### WHAT IS EXPECTED
Find each line with "title" and copy it.

--- START DATA TO PROCESS ---

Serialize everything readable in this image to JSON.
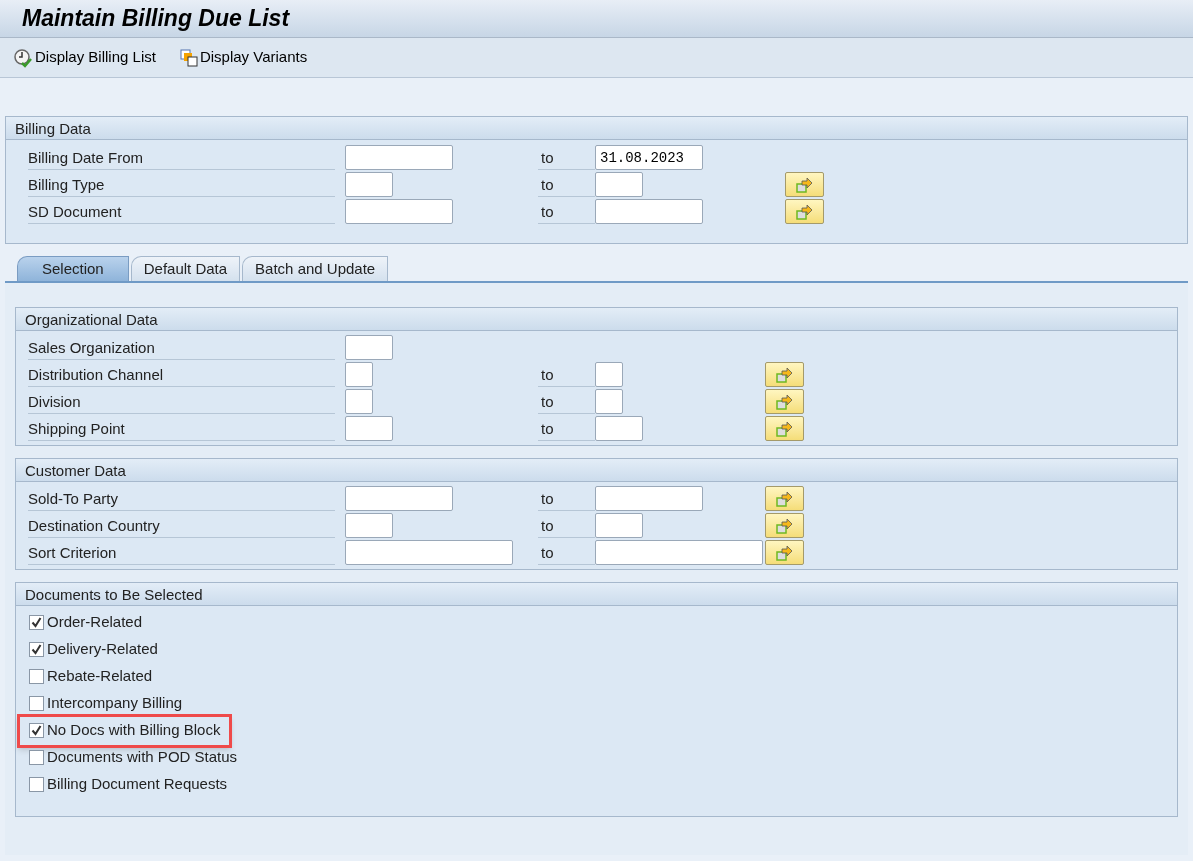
{
  "window": {
    "title": "Maintain Billing Due List"
  },
  "toolbar": [
    {
      "kind": "execute",
      "label": "Display Billing List"
    },
    {
      "kind": "variants",
      "label": "Display Variants"
    }
  ],
  "billing_data": {
    "title": "Billing Data",
    "rows": [
      {
        "kind": "long",
        "label": "Billing Date From",
        "value": "",
        "to_label": "to",
        "to_value": "31.08.2023",
        "multiple_selection": false
      },
      {
        "kind": "medium",
        "label": "Billing Type",
        "value": "",
        "to_label": "to",
        "to_value": "",
        "multiple_selection": true
      },
      {
        "kind": "long",
        "label": "SD Document",
        "value": "",
        "to_label": "to",
        "to_value": "",
        "multiple_selection": true
      }
    ]
  },
  "tabs": [
    {
      "label": "Selection",
      "selected": true
    },
    {
      "label": "Default Data",
      "selected": false
    },
    {
      "label": "Batch and Update",
      "selected": false
    }
  ],
  "groups": [
    {
      "title": "Organizational Data",
      "rows": [
        {
          "kind": "medium",
          "label": "Sales Organization",
          "value": "",
          "multiple_selection": false
        },
        {
          "kind": "short",
          "label": "Distribution Channel",
          "value": "",
          "to_label": "to",
          "to_value": "",
          "multiple_selection": true
        },
        {
          "kind": "short",
          "label": "Division",
          "value": "",
          "to_label": "to",
          "to_value": "",
          "multiple_selection": true
        },
        {
          "kind": "medium",
          "label": "Shipping Point",
          "value": "",
          "to_label": "to",
          "to_value": "",
          "multiple_selection": true
        }
      ]
    },
    {
      "title": "Customer Data",
      "rows": [
        {
          "kind": "long",
          "label": "Sold-To Party",
          "value": "",
          "to_label": "to",
          "to_value": "",
          "multiple_selection": true
        },
        {
          "kind": "medium",
          "label": "Destination Country",
          "value": "",
          "to_label": "to",
          "to_value": "",
          "multiple_selection": true
        },
        {
          "kind": "extra_long",
          "label": "Sort Criterion",
          "value": "",
          "to_label": "to",
          "to_value": "",
          "multiple_selection": true
        }
      ]
    }
  ],
  "documents": {
    "title": "Documents to Be Selected",
    "items": [
      {
        "label": "Order-Related",
        "checked": true,
        "highlighted": false
      },
      {
        "label": "Delivery-Related",
        "checked": true,
        "highlighted": false
      },
      {
        "label": "Rebate-Related",
        "checked": false,
        "highlighted": false
      },
      {
        "label": "Intercompany Billing",
        "checked": false,
        "highlighted": false
      },
      {
        "label": "No Docs with Billing Block",
        "checked": true,
        "highlighted": true
      },
      {
        "label": "Documents with POD Status",
        "checked": false,
        "highlighted": false
      },
      {
        "label": "Billing Document Requests",
        "checked": false,
        "highlighted": false
      }
    ]
  }
}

--- END DATA TO PROCESS ---

### RESPONSE TO THIS TASK
    "title": "Maintain Billing Due List"
    "title": "Billing Data",
      "title": "Organizational Data",
      "title": "Customer Data",
    "title": "Documents to Be Selected",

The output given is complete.